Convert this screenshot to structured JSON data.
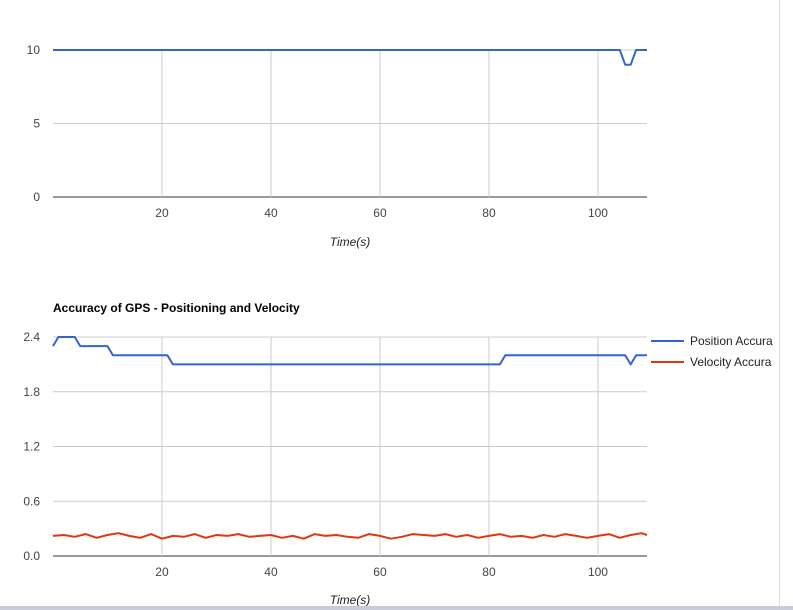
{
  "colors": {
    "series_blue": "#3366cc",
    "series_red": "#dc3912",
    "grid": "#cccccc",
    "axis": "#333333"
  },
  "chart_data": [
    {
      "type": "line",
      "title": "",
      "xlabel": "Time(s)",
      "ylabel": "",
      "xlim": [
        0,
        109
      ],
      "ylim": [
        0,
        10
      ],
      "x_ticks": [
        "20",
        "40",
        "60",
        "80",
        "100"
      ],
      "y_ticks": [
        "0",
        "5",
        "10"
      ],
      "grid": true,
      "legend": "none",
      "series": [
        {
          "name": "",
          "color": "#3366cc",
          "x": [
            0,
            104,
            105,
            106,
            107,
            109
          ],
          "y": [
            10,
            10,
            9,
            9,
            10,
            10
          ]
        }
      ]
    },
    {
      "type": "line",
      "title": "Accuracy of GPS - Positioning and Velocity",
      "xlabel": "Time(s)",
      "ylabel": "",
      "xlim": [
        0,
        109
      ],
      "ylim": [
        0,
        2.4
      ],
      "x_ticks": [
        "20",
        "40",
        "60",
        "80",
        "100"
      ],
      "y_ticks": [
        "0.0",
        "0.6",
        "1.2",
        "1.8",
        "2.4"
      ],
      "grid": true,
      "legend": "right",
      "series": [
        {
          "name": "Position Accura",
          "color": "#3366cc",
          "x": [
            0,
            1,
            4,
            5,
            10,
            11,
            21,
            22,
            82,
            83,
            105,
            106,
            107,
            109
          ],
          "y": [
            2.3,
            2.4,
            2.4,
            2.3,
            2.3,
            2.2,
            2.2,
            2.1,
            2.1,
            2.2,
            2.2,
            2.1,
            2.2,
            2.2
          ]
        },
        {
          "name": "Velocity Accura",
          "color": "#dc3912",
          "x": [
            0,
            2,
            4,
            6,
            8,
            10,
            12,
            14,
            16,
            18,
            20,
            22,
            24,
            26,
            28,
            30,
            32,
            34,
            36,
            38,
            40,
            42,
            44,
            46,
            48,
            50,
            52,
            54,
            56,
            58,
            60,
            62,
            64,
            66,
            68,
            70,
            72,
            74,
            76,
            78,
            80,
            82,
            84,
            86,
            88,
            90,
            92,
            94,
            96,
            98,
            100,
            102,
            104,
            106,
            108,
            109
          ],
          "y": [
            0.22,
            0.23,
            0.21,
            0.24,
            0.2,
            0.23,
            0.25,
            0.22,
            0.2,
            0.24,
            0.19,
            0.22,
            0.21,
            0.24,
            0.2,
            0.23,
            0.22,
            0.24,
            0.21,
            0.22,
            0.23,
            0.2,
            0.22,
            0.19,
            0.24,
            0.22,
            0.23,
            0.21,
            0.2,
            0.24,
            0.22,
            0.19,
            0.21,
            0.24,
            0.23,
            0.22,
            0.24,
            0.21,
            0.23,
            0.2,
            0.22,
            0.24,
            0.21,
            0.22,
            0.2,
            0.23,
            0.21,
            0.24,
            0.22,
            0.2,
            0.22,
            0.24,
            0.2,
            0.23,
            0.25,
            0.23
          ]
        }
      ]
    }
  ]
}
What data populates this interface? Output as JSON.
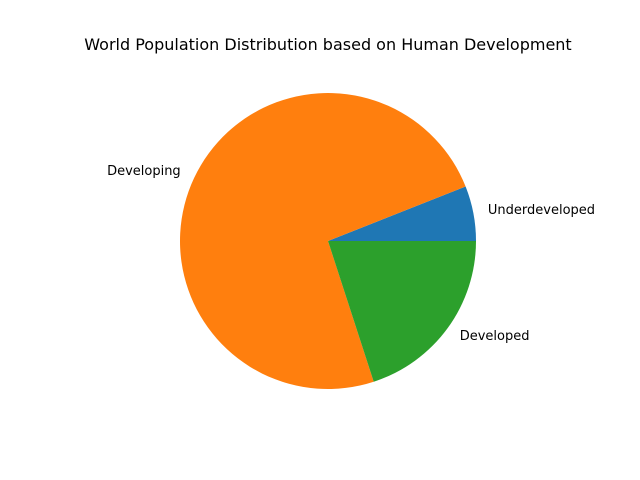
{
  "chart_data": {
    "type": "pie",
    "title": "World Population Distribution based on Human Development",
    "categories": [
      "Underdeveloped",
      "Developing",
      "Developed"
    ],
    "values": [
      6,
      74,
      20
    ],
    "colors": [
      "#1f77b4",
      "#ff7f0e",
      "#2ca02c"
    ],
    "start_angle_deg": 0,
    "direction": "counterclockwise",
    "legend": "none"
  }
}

• • • •

(Task instructions) Your task is to set down the records shown above exactly, minus any pictures.

(Correct output)
Convert this screenshot to structured JSON data.
{
  "colors": {
    "series_blue": "#3366cc",
    "series_red": "#dc3912",
    "grid": "#cccccc",
    "axis": "#333333"
  },
  "chart_data": [
    {
      "type": "line",
      "title": "",
      "xlabel": "Time(s)",
      "ylabel": "",
      "xlim": [
        0,
        109
      ],
      "ylim": [
        0,
        10
      ],
      "x_ticks": [
        "20",
        "40",
        "60",
        "80",
        "100"
      ],
      "y_ticks": [
        "0",
        "5",
        "10"
      ],
      "grid": true,
      "legend": "none",
      "series": [
        {
          "name": "",
          "color": "#3366cc",
          "x": [
            0,
            104,
            105,
            106,
            107,
            109
          ],
          "y": [
            10,
            10,
            9,
            9,
            10,
            10
          ]
        }
      ]
    },
    {
      "type": "line",
      "title": "Accuracy of GPS - Positioning and Velocity",
      "xlabel": "Time(s)",
      "ylabel": "",
      "xlim": [
        0,
        109
      ],
      "ylim": [
        0,
        2.4
      ],
      "x_ticks": [
        "20",
        "40",
        "60",
        "80",
        "100"
      ],
      "y_ticks": [
        "0.0",
        "0.6",
        "1.2",
        "1.8",
        "2.4"
      ],
      "grid": true,
      "legend": "right",
      "series": [
        {
          "name": "Position Accura",
          "color": "#3366cc",
          "x": [
            0,
            1,
            4,
            5,
            10,
            11,
            21,
            22,
            82,
            83,
            105,
            106,
            107,
            109
          ],
          "y": [
            2.3,
            2.4,
            2.4,
            2.3,
            2.3,
            2.2,
            2.2,
            2.1,
            2.1,
            2.2,
            2.2,
            2.1,
            2.2,
            2.2
          ]
        },
        {
          "name": "Velocity Accura",
          "color": "#dc3912",
          "x": [
            0,
            2,
            4,
            6,
            8,
            10,
            12,
            14,
            16,
            18,
            20,
            22,
            24,
            26,
            28,
            30,
            32,
            34,
            36,
            38,
            40,
            42,
            44,
            46,
            48,
            50,
            52,
            54,
            56,
            58,
            60,
            62,
            64,
            66,
            68,
            70,
            72,
            74,
            76,
            78,
            80,
            82,
            84,
            86,
            88,
            90,
            92,
            94,
            96,
            98,
            100,
            102,
            104,
            106,
            108,
            109
          ],
          "y": [
            0.22,
            0.23,
            0.21,
            0.24,
            0.2,
            0.23,
            0.25,
            0.22,
            0.2,
            0.24,
            0.19,
            0.22,
            0.21,
            0.24,
            0.2,
            0.23,
            0.22,
            0.24,
            0.21,
            0.22,
            0.23,
            0.2,
            0.22,
            0.19,
            0.24,
            0.22,
            0.23,
            0.21,
            0.2,
            0.24,
            0.22,
            0.19,
            0.21,
            0.24,
            0.23,
            0.22,
            0.24,
            0.21,
            0.23,
            0.2,
            0.22,
            0.24,
            0.21,
            0.22,
            0.2,
            0.23,
            0.21,
            0.24,
            0.22,
            0.2,
            0.22,
            0.24,
            0.2,
            0.23,
            0.25,
            0.23
          ]
        }
      ]
    }
  ]
}
What data populates this interface? Output as JSON.
{
  "chart_data": {
    "type": "pie",
    "title": "World Population Distribution based on Human Development",
    "categories": [
      "Underdeveloped",
      "Developing",
      "Developed"
    ],
    "values": [
      6,
      74,
      20
    ],
    "colors": [
      "#1f77b4",
      "#ff7f0e",
      "#2ca02c"
    ],
    "start_angle_deg": 0,
    "direction": "counterclockwise",
    "legend": "none"
  }
}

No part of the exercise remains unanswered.